- [EXERCISE INSTRUCTIONS]: Copy out, word for word, the part of the listing that opens with its first line and closes with the line containing "menu-item-assembly-definition[interactable]: Assembly Definition", including both of those lines.

- [PROVIDED RECORDS]:
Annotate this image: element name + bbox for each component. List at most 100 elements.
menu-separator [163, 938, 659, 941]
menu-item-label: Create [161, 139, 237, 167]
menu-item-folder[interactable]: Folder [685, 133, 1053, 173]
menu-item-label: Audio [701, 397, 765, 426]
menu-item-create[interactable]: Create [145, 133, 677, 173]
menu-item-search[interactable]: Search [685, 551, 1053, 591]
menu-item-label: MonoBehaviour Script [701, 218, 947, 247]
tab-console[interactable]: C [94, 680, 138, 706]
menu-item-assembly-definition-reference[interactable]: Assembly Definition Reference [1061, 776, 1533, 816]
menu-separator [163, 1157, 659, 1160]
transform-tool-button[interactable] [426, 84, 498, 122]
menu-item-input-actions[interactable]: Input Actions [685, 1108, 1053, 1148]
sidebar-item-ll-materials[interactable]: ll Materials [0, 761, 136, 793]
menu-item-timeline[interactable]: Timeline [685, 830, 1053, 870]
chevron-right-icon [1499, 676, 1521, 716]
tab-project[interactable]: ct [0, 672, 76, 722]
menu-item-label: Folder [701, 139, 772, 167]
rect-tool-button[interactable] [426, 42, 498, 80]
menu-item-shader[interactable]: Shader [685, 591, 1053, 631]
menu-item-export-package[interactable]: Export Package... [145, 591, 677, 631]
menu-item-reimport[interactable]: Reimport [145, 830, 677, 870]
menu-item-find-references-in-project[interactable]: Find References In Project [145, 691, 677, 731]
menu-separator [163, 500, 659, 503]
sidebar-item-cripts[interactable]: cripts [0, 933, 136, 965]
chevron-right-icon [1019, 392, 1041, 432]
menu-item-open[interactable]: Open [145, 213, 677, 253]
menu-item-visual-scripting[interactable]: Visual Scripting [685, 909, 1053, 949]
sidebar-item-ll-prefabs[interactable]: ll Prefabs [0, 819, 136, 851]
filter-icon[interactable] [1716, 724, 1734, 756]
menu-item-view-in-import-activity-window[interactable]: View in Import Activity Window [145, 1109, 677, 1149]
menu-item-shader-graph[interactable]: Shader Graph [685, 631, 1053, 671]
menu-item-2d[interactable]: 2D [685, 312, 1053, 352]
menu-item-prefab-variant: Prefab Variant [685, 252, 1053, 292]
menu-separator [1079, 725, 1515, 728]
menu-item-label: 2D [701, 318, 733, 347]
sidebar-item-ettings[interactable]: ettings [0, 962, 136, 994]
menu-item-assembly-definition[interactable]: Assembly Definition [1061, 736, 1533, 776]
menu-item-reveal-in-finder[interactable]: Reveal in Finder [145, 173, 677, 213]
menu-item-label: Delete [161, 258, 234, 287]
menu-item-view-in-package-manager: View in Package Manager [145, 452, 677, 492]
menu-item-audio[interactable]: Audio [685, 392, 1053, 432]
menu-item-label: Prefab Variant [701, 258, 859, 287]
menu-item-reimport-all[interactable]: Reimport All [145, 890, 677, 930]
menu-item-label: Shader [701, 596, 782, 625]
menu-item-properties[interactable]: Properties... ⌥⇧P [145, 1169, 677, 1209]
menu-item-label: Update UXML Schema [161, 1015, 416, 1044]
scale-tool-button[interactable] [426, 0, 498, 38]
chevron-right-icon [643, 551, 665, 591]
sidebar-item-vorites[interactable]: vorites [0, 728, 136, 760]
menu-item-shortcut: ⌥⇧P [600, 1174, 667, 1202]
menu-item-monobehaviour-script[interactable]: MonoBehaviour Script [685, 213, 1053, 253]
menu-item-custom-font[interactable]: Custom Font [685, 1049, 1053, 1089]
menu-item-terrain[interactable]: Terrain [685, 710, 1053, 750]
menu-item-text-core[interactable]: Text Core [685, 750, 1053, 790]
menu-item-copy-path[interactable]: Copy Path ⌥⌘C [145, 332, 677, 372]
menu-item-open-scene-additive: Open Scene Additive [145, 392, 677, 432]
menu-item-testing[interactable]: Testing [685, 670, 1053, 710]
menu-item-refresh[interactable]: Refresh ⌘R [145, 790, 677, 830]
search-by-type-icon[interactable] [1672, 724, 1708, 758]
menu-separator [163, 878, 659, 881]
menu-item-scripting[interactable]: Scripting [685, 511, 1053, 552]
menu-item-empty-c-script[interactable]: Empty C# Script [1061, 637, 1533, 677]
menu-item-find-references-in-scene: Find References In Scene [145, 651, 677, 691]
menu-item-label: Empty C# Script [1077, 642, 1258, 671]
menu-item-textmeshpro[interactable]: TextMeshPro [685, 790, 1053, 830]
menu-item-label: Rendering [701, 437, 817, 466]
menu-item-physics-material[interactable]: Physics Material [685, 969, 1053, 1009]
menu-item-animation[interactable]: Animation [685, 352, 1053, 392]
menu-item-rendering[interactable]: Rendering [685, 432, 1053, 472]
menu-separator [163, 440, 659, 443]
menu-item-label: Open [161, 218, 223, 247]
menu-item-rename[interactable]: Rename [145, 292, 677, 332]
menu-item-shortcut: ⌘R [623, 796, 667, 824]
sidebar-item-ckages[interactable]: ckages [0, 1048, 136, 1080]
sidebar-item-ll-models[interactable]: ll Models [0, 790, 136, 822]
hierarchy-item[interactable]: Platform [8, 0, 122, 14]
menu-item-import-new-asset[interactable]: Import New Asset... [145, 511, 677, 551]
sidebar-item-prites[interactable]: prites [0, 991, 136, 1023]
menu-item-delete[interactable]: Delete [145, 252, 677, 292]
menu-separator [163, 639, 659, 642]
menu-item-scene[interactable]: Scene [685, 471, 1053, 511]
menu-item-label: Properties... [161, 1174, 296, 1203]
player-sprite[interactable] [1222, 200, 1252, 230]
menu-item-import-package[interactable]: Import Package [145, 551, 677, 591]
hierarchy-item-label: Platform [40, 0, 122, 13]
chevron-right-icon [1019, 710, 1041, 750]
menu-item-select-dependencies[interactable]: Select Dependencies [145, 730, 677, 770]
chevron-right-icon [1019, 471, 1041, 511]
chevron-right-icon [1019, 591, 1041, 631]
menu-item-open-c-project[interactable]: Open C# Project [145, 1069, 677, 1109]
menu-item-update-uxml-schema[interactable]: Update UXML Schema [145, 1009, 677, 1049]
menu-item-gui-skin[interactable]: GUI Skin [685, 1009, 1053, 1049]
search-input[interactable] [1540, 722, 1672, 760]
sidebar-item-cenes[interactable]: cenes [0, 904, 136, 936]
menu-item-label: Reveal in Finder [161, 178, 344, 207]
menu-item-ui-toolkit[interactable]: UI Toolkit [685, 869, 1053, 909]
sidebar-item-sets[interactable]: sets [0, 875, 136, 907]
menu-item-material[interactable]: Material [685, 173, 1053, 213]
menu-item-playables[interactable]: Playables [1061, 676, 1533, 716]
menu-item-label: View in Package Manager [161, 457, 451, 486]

- [FINAL RESULT]:
Annotate this image: element name + bbox for each component. List at most 100 elements.
menu-separator [163, 938, 659, 941]
menu-item-label: Create [161, 139, 237, 167]
menu-item-folder[interactable]: Folder [685, 133, 1053, 173]
menu-item-label: Audio [701, 397, 765, 426]
menu-item-create[interactable]: Create [145, 133, 677, 173]
menu-item-search[interactable]: Search [685, 551, 1053, 591]
menu-item-label: MonoBehaviour Script [701, 218, 947, 247]
tab-console[interactable]: C [94, 680, 138, 706]
menu-item-assembly-definition-reference[interactable]: Assembly Definition Reference [1061, 776, 1533, 816]
menu-separator [163, 1157, 659, 1160]
transform-tool-button[interactable] [426, 84, 498, 122]
menu-item-input-actions[interactable]: Input Actions [685, 1108, 1053, 1148]
sidebar-item-ll-materials[interactable]: ll Materials [0, 761, 136, 793]
menu-item-timeline[interactable]: Timeline [685, 830, 1053, 870]
chevron-right-icon [1499, 676, 1521, 716]
tab-project[interactable]: ct [0, 672, 76, 722]
menu-item-label: Folder [701, 139, 772, 167]
rect-tool-button[interactable] [426, 42, 498, 80]
menu-item-shader[interactable]: Shader [685, 591, 1053, 631]
menu-item-export-package[interactable]: Export Package... [145, 591, 677, 631]
menu-item-reimport[interactable]: Reimport [145, 830, 677, 870]
menu-item-find-references-in-project[interactable]: Find References In Project [145, 691, 677, 731]
menu-separator [163, 500, 659, 503]
sidebar-item-cripts[interactable]: cripts [0, 933, 136, 965]
chevron-right-icon [1019, 392, 1041, 432]
menu-item-open[interactable]: Open [145, 213, 677, 253]
menu-item-visual-scripting[interactable]: Visual Scripting [685, 909, 1053, 949]
sidebar-item-ll-prefabs[interactable]: ll Prefabs [0, 819, 136, 851]
filter-icon[interactable] [1716, 724, 1734, 756]
menu-item-view-in-import-activity-window[interactable]: View in Import Activity Window [145, 1109, 677, 1149]
menu-item-shader-graph[interactable]: Shader Graph [685, 631, 1053, 671]
menu-item-2d[interactable]: 2D [685, 312, 1053, 352]
menu-item-prefab-variant: Prefab Variant [685, 252, 1053, 292]
menu-separator [1079, 725, 1515, 728]
menu-item-label: 2D [701, 318, 733, 347]
sidebar-item-ettings[interactable]: ettings [0, 962, 136, 994]
menu-item-assembly-definition[interactable]: Assembly Definition [1061, 736, 1533, 776]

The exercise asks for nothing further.